## QUOTED PASSAGE
........
Jet-photons from an anisotropic {\em Quark-Gluon-Plasma}

TL;DR

This paper investigates how pre-equilibrium momentum-space anisotropy in the Quark-Gluon Plasma affects jet conversion photon production, showing significant modifications in photon distributions and comparing results with experimental data.

Contribution

It introduces a phenomenological model for anisotropic evolution of the Quark-Gluon Plasma and analyzes its impact on jet conversion photon yields, highlighting the importance of anisotropy in photon production.

Findings

Pre-equilibrium anisotropy significantly modifies photon $p_T$ distributions.

Fixed initial condition anisotropy enhances photon yields, while fixed final multiplicity suppresses them.

Model results align with PHENIX data for isotropization time around 1.5 fm/c.

Abstract

We calculate the $p_T$ distributions of jet conversion photons from {\em Quark Gluon Plasma} with pre-equilibrium momentum-space anisotropy. A phenomenological model has been used for the time evolution of hard momentum scale $p_{\rm hard}(\tau)$ and anisotropy parameter $\xi(\tau)$. As a result of pre-equilibrium momentum-space anisotropy, we find significant modification of the jet conversion photon $p_T$ distribution. For example, with {\em fixed initial condition} (FIC) pre-equilibrium anisotropy, we predict significant enhancement of the jet-photon $p_T$ distribution in the entire region, whereas for pre-equilibrium anisotropy with {\em fixed final multiplicity} (FFM), suppression of the jet conversion photons $p_T$ distribution is observed. The results with FFM (as it is the most realistic situation) have been compared with high $p_T$ PHENIX photon data. It is found that the data is reproduced well if the isotropization time lies within $1.5$ fm/c.
........
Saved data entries
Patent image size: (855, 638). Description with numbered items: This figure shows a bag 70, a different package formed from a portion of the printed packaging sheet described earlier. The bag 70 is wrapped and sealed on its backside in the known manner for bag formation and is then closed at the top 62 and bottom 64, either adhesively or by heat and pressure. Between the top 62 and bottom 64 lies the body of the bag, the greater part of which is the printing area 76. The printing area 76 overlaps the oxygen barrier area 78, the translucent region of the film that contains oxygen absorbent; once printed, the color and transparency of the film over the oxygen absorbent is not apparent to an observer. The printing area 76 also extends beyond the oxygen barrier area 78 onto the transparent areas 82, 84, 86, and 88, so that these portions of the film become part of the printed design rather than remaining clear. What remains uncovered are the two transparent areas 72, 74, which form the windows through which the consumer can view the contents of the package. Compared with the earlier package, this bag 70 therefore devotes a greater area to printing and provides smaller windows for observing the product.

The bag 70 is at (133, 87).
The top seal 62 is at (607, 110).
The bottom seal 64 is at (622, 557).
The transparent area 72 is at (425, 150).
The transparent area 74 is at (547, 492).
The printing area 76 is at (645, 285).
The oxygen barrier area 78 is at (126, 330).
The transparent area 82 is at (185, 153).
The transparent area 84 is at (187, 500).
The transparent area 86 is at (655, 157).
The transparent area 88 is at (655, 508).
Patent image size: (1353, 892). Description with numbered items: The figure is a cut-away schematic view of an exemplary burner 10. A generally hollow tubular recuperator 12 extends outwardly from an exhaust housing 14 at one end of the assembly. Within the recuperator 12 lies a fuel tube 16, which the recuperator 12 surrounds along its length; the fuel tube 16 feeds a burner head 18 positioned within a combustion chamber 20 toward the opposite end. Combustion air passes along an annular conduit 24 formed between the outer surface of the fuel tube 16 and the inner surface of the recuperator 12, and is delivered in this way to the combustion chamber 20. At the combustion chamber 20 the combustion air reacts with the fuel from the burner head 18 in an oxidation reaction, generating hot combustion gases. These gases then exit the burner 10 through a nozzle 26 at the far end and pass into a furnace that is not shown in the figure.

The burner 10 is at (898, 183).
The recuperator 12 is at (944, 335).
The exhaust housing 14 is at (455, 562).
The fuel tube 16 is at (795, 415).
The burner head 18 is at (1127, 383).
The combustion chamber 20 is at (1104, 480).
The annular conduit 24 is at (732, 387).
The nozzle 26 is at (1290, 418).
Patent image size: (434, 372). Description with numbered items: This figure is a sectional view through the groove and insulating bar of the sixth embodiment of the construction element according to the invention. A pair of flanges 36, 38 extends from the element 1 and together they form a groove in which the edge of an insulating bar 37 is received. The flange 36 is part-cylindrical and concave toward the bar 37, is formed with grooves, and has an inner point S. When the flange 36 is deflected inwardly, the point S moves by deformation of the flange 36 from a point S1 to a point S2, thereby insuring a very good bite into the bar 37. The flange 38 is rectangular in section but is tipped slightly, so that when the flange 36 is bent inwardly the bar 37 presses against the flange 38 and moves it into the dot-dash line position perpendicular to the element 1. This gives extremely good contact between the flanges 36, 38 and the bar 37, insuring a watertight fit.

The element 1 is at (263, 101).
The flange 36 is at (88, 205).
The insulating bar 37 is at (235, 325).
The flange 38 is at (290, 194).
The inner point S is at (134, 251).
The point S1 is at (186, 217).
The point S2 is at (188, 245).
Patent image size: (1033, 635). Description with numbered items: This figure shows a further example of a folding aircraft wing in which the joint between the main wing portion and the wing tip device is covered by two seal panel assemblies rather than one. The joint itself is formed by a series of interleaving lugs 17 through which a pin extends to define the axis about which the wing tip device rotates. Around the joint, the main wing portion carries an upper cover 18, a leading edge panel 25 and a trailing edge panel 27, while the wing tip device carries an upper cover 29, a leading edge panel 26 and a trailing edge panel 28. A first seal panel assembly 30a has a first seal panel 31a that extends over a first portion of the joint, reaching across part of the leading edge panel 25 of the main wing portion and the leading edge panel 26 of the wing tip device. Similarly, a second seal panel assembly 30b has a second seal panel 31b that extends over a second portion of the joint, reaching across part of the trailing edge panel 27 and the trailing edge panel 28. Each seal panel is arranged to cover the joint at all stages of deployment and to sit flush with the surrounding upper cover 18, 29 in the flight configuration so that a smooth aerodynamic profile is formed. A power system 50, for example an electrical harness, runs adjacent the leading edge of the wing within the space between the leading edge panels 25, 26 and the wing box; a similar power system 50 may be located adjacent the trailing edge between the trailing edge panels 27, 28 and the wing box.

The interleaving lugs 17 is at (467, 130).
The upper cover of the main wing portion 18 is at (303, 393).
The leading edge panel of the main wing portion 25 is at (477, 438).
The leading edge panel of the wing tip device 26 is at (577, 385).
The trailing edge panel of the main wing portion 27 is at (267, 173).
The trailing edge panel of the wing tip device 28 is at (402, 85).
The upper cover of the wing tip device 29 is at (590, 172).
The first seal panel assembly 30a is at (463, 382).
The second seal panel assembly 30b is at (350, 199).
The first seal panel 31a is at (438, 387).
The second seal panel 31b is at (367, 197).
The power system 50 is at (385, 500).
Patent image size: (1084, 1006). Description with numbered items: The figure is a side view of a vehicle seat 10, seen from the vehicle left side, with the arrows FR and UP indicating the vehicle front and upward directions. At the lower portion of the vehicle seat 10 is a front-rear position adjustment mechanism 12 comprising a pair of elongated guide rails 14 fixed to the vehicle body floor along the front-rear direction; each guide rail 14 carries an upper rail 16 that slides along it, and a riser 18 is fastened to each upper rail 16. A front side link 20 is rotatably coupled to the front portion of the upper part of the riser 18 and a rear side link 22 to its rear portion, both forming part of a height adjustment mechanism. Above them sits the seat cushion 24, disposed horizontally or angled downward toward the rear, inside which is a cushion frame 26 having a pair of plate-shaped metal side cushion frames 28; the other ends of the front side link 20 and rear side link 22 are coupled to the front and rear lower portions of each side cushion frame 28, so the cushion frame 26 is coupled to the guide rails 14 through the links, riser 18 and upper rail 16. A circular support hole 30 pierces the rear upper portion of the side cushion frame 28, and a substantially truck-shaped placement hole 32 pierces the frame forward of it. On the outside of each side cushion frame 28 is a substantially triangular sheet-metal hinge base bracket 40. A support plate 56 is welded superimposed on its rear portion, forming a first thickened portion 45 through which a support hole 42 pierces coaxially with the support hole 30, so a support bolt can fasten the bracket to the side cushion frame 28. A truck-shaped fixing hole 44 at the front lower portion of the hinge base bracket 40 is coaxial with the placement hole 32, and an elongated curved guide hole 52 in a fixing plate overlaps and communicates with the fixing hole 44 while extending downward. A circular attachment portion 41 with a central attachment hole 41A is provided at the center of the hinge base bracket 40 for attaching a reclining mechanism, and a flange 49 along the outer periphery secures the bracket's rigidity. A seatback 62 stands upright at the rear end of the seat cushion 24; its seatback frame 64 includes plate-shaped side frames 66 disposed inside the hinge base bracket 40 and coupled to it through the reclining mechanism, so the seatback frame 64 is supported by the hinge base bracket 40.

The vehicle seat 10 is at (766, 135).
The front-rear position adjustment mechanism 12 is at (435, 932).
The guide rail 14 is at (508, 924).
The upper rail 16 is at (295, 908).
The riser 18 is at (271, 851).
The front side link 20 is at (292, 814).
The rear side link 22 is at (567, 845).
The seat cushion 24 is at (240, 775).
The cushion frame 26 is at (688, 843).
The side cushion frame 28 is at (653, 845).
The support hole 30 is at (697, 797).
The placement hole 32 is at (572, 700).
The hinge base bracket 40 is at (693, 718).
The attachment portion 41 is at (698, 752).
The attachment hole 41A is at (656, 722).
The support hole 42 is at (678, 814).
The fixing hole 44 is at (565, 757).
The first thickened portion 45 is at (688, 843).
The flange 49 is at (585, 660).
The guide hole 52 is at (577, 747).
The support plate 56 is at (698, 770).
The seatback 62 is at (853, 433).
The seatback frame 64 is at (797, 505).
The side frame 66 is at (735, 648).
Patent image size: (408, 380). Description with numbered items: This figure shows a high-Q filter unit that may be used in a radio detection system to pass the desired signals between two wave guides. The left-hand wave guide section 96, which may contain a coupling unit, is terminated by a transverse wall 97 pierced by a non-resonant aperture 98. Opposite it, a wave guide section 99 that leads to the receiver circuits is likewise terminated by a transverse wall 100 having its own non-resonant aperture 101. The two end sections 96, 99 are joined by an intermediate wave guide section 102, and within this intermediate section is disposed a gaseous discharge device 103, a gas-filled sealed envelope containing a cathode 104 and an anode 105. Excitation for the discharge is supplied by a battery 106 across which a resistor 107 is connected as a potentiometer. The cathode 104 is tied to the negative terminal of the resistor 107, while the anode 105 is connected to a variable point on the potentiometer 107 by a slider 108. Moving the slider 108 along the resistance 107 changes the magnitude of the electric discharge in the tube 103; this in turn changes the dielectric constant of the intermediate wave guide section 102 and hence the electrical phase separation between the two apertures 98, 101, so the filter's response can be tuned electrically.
........
## EXERCISE OBJECTIVE
In the summary of the jet-photon paper, which pre-equilibrium anisotropy scenario is compared with the high p_T PHENIX photon data?

## YOUR RESPONSE
The fixed final multiplicity (FFM) scenario.